### [Aim]
Reproduce the listing below without any change.

### [Extracted data]
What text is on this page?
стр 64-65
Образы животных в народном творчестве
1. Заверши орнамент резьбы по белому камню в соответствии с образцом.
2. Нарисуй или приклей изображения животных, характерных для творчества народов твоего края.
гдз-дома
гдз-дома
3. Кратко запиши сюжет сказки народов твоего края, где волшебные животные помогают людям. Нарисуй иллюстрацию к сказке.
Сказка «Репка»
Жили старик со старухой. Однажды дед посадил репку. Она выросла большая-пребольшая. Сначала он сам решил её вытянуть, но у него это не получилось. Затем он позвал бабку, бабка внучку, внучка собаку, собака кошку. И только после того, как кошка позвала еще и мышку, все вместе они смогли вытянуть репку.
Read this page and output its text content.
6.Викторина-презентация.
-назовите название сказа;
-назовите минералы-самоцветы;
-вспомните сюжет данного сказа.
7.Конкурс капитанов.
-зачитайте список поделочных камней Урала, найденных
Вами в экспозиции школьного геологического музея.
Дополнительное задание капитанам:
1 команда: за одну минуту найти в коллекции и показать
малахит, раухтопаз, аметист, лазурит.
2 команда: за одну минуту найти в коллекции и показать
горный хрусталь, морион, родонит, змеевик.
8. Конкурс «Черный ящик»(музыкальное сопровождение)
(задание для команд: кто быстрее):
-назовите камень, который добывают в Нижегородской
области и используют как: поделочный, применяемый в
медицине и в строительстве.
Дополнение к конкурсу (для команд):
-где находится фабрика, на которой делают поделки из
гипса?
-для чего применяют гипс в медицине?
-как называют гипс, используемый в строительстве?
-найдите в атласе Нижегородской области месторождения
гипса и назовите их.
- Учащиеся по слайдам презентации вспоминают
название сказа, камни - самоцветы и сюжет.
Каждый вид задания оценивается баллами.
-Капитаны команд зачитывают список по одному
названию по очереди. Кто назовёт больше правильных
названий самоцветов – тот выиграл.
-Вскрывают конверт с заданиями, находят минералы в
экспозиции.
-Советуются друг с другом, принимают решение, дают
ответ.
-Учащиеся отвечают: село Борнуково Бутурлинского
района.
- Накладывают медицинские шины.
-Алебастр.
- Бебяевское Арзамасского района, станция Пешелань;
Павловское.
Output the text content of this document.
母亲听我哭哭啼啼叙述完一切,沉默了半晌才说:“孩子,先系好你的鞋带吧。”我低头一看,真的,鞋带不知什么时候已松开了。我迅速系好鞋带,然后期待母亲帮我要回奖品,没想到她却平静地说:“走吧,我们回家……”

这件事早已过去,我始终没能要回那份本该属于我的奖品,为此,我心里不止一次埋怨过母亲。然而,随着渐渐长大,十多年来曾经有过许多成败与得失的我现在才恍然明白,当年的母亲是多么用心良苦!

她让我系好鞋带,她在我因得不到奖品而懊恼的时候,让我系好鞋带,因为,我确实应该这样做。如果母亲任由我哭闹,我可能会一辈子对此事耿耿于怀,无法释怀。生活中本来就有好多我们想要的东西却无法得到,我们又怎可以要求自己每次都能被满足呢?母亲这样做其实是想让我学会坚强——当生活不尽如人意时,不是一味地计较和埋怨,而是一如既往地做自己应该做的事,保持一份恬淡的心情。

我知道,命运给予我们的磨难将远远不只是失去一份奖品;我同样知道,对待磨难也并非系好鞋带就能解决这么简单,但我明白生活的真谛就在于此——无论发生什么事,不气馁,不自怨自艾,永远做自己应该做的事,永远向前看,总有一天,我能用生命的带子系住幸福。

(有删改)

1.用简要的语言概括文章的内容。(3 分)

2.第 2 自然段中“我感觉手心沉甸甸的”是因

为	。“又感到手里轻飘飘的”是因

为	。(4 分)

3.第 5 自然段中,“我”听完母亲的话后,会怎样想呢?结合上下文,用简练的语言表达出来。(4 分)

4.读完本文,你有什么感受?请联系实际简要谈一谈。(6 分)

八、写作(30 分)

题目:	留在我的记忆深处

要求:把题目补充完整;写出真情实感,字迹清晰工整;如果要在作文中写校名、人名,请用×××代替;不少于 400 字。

### [Task output]
What text is on this page?
стр 64-65
Образы животных в народном творчестве
1. Заверши орнамент резьбы по белому камню в соответствии с образцом.
2. Нарисуй или приклей изображения животных, характерных для творчества народов твоего края.
гдз-дома
гдз-дома
3. Кратко запиши сюжет сказки народов твоего края, где волшебные животные помогают людям. Нарисуй иллюстрацию к сказке.
Сказка «Репка»
Жили старик со старухой. Однажды дед посадил репку. Она выросла большая-пребольшая. Сначала он сам решил её вытянуть, но у него это не получилось. Затем он позвал бабку, бабка внучку, внучка собаку, собака кошку. И только после того, как кошка позвала еще и мышку, все вместе они смогли вытянуть репку.
Read this page and output its text content.
6.Викторина-презентация.
-назовите название сказа;
-назовите минералы-самоцветы;
-вспомните сюжет данного сказа.
7.Конкурс капитанов.
-зачитайте список поделочных камней Урала, найденных
Вами в экспозиции школьного геологического музея.
Дополнительное задание капитанам:
1 команда: за одну минуту найти в коллекции и показать
малахит, раухтопаз, аметист, лазурит.
2 команда: за одну минуту найти в коллекции и показать
горный хрусталь, морион, родонит, змеевик.
8. Конкурс «Черный ящик»(музыкальное сопровождение)
(задание для команд: кто быстрее):
-назовите камень, который добывают в Нижегородской
области и используют как: поделочный, применяемый в
медицине и в строительстве.
Дополнение к конкурсу (для команд):
-где находится фабрика, на которой делают поделки из
гипса?
-для чего применяют гипс в медицине?
-как называют гипс, используемый в строительстве?
-найдите в атласе Нижегородской области месторождения
гипса и назовите их.
- Учащиеся по слайдам презентации вспоминают
название сказа, камни - самоцветы и сюжет.
Каждый вид задания оценивается баллами.
-Капитаны команд зачитывают список по одному
названию по очереди. Кто назовёт больше правильных
названий самоцветов – тот выиграл.
-Вскрывают конверт с заданиями, находят минералы в
экспозиции.
-Советуются друг с другом, принимают решение, дают
ответ.
-Учащиеся отвечают: село Борнуково Бутурлинского
района.
- Накладывают медицинские шины.
-Алебастр.
- Бебяевское Арзамасского района, станция Пешелань;
Павловское.
Output the text content of this document.
母亲听我哭哭啼啼叙述完一切,沉默了半晌才说:“孩子,先系好你的鞋带吧。”我低头一看,真的,鞋带不知什么时候已松开了。我迅速系好鞋带,然后期待母亲帮我要回奖品,没想到她却平静地说:“走吧,我们回家……”

这件事早已过去,我始终没能要回那份本该属于我的奖品,为此,我心里不止一次埋怨过母亲。然而,随着渐渐长大,十多年来曾经有过许多成败与得失的我现在才恍然明白,当年的母亲是多么用心良苦!

她让我系好鞋带,她在我因得不到奖品而懊恼的时候,让我系好鞋带,因为,我确实应该这样做。如果母亲任由我哭闹,我可能会一辈子对此事耿耿于怀,无法释怀。生活中本来就有好多我们想要的东西却无法得到,我们又怎可以要求自己每次都能被满足呢?母亲这样做其实是想让我学会坚强——当生活不尽如人意时,不是一味地计较和埋怨,而是一如既往地做自己应该做的事,保持一份恬淡的心情。

我知道,命运给予我们的磨难将远远不只是失去一份奖品;我同样知道,对待磨难也并非系好鞋带就能解决这么简单,但我明白生活的真谛就在于此——无论发生什么事,不气馁,不自怨自艾,永远做自己应该做的事,永远向前看,总有一天,我能用生命的带子系住幸福。

(有删改)

1.用简要的语言概括文章的内容。(3 分)

2.第 2 自然段中“我感觉手心沉甸甸的”是因

为	。“又感到手里轻飘飘的”是因

为	。(4 分)

3.第 5 自然段中,“我”听完母亲的话后,会怎样想呢?结合上下文,用简练的语言表达出来。(4 分)

4.读完本文,你有什么感受?请联系实际简要谈一谈。(6 分)

八、写作(30 分)

题目:	留在我的记忆深处

要求:把题目补充完整;写出真情实感,字迹清晰工整;如果要在作文中写校名、人名,请用×××代替;不少于 400 字。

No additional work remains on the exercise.